:: PROMPT ::
Without changing anything, output the records below.

[Start of Attachment]

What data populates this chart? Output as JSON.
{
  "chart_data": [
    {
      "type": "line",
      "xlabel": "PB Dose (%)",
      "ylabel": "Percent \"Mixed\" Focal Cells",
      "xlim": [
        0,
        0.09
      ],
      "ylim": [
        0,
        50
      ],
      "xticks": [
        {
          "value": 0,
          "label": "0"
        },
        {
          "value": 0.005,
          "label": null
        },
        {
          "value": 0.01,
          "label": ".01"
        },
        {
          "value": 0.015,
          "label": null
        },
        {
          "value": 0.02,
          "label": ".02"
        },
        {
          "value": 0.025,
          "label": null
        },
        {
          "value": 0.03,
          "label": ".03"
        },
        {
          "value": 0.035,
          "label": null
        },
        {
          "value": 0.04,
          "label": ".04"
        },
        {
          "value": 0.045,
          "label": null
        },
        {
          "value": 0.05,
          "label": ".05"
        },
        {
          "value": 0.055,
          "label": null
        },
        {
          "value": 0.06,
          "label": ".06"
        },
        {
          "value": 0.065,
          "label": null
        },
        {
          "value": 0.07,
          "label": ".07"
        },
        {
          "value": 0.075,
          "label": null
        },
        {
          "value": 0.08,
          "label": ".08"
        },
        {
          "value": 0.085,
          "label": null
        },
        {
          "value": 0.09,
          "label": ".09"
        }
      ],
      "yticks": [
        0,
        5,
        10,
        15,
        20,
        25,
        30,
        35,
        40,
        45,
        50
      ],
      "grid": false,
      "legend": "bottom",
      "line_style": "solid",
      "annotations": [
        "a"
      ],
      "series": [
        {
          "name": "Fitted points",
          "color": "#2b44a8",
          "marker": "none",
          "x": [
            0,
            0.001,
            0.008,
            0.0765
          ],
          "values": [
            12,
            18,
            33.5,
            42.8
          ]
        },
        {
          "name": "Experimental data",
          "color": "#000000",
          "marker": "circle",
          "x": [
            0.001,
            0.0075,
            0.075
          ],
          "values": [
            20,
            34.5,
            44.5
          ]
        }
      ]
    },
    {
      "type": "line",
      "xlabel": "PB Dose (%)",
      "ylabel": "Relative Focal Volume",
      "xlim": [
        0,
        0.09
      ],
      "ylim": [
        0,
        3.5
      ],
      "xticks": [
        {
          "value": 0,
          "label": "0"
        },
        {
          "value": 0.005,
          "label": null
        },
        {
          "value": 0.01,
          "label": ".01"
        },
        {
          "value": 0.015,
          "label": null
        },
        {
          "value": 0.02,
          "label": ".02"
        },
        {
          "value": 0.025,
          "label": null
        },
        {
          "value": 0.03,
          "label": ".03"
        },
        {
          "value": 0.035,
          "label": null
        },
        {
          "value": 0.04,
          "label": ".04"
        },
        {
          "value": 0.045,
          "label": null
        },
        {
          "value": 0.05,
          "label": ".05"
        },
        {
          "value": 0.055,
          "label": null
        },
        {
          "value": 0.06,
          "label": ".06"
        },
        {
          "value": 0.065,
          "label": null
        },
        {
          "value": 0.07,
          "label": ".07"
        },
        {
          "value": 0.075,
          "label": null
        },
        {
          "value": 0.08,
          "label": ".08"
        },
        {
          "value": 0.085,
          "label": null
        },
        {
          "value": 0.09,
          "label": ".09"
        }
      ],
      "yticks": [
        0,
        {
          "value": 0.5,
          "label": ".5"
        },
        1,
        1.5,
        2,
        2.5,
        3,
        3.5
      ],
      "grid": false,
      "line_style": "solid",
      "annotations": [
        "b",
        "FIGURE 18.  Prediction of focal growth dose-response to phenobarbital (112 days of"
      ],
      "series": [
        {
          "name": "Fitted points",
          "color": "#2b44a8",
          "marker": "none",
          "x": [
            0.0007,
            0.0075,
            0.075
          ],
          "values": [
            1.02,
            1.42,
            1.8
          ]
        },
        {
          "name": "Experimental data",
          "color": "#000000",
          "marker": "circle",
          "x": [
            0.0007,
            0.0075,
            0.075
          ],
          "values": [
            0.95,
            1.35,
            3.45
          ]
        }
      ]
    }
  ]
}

[End of Attachment]

:: ANSWER SECTION ::
What data populates this chart? Output as JSON.
{
  "chart_data": [
    {
      "type": "line",
      "xlabel": "PB Dose (%)",
      "ylabel": "Percent \"Mixed\" Focal Cells",
      "xlim": [
        0,
        0.09
      ],
      "ylim": [
        0,
        50
      ],
      "xticks": [
        {
          "value": 0,
          "label": "0"
        },
        {
          "value": 0.005,
          "label": null
        },
        {
          "value": 0.01,
          "label": ".01"
        },
        {
          "value": 0.015,
          "label": null
        },
        {
          "value": 0.02,
          "label": ".02"
        },
        {
          "value": 0.025,
          "label": null
        },
        {
          "value": 0.03,
          "label": ".03"
        },
        {
          "value": 0.035,
          "label": null
        },
        {
          "value": 0.04,
          "label": ".04"
        },
        {
          "value": 0.045,
          "label": null
        },
        {
          "value": 0.05,
          "label": ".05"
        },
        {
          "value": 0.055,
          "label": null
        },
        {
          "value": 0.06,
          "label": ".06"
        },
        {
          "value": 0.065,
          "label": null
        },
        {
          "value": 0.07,
          "label": ".07"
        },
        {
          "value": 0.075,
          "label": null
        },
        {
          "value": 0.08,
          "label": ".08"
        },
        {
          "value": 0.085,
          "label": null
        },
        {
          "value": 0.09,
          "label": ".09"
        }
      ],
      "yticks": [
        0,
        5,
        10,
        15,
        20,
        25,
        30,
        35,
        40,
        45,
        50
      ],
      "grid": false,
      "legend": "bottom",
      "line_style": "solid",
      "annotations": [
        "a"
      ],
      "series": [
        {
          "name": "Fitted points",
          "color": "#2b44a8",
          "marker": "none",
          "x": [
            0,
            0.001,
            0.008,
            0.0765
          ],
          "values": [
            12,
            18,
            33.5,
            42.8
          ]
        },
        {
          "name": "Experimental data",
          "color": "#000000",
          "marker": "circle",
          "x": [
            0.001,
            0.0075,
            0.075
          ],
          "values": [
            20,
            34.5,
            44.5
          ]
        }
      ]
    },
    {
      "type": "line",
      "xlabel": "PB Dose (%)",
      "ylabel": "Relative Focal Volume",
      "xlim": [
        0,
        0.09
      ],
      "ylim": [
        0,
        3.5
      ],
      "xticks": [
        {
          "value": 0,
          "label": "0"
        },
        {
          "value": 0.005,
          "label": null
        },
        {
          "value": 0.01,
          "label": ".01"
        },
        {
          "value": 0.015,
          "label": null
        },
        {
          "value": 0.02,
          "label": ".02"
        },
        {
          "value": 0.025,
          "label": null
        },
        {
          "value": 0.03,
          "label": ".03"
        },
        {
          "value": 0.035,
          "label": null
        },
        {
          "value": 0.04,
          "label": ".04"
        },
        {
          "value": 0.045,
          "label": null
        },
        {
          "value": 0.05,
          "label": ".05"
        },
        {
          "value": 0.055,
          "label": null
        },
        {
          "value": 0.06,
          "label": ".06"
        },
        {
          "value": 0.065,
          "label": null
        },
        {
          "value": 0.07,
          "label": ".07"
        },
        {
          "value": 0.075,
          "label": null
        },
        {
          "value": 0.08,
          "label": ".08"
        },
        {
          "value": 0.085,
          "label": null
        },
        {
          "value": 0.09,
          "label": ".09"
        }
      ],
      "yticks": [
        0,
        {
          "value": 0.5,
          "label": ".5"
        },
        1,
        1.5,
        2,
        2.5,
        3,
        3.5
      ],
      "grid": false,
      "line_style": "solid",
      "annotations": [
        "b",
        "FIGURE 18.  Prediction of focal growth dose-response to phenobarbital (112 days of"
      ],
      "series": [
        {
          "name": "Fitted points",
          "color": "#2b44a8",
          "marker": "none",
          "x": [
            0.0007,
            0.0075,
            0.075
          ],
          "values": [
            1.02,
            1.42,
            1.8
          ]
        },
        {
          "name": "Experimental data",
          "color": "#000000",
          "marker": "circle",
          "x": [
            0.0007,
            0.0075,
            0.075
          ],
          "values": [
            0.95,
            1.35,
            3.45
          ]
        }
      ]
    }
  ]
}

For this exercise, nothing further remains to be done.